### OBJECTIVE
Search the entries for the word "zawierać" and pull out each line that has it.

──────────────────────────────

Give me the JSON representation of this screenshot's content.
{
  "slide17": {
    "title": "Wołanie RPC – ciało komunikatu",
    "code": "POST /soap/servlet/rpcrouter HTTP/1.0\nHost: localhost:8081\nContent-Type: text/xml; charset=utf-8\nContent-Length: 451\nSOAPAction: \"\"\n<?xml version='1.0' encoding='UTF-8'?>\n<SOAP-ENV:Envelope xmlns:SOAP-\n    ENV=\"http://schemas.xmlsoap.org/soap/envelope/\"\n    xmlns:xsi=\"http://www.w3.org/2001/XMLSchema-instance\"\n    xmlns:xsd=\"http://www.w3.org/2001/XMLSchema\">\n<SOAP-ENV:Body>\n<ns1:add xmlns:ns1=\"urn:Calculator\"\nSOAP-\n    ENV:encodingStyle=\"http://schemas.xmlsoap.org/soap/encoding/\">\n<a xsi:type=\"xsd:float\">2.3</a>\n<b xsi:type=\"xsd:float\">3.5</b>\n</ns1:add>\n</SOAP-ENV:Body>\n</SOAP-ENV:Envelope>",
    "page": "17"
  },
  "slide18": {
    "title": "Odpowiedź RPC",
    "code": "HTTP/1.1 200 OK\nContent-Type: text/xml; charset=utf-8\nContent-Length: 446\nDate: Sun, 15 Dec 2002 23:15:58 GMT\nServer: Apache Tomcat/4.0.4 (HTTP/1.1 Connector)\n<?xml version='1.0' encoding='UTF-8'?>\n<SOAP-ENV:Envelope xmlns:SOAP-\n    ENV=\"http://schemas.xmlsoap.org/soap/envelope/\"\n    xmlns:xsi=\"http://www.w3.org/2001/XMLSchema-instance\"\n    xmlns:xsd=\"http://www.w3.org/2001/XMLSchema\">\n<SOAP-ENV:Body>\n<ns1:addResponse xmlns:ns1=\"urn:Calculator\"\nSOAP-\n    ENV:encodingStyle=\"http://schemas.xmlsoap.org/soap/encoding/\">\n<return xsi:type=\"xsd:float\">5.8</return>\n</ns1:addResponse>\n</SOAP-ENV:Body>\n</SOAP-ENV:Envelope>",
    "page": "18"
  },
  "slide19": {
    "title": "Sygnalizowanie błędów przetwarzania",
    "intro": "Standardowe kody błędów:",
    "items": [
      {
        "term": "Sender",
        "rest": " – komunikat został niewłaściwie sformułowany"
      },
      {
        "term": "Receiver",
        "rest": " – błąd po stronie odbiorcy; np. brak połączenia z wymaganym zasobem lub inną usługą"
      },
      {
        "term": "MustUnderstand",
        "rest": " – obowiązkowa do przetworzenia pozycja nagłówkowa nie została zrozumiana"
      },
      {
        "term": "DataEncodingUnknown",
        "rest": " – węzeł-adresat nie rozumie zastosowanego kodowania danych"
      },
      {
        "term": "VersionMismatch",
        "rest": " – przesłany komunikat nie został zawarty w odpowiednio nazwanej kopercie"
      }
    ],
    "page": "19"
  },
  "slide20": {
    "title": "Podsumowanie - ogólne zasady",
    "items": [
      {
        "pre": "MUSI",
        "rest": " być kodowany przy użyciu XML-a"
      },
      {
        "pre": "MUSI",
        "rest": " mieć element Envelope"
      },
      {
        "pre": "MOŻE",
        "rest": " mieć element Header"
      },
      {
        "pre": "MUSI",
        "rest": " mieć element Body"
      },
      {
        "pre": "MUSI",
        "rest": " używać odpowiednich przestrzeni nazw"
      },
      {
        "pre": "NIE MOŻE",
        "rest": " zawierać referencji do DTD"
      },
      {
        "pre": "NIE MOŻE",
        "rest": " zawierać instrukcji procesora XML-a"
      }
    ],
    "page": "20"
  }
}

──────────────────────────────

### FULL RESPONSE
        "rest": " zawierać referencji do DTD"
        "rest": " zawierać instrukcji procesora XML-a"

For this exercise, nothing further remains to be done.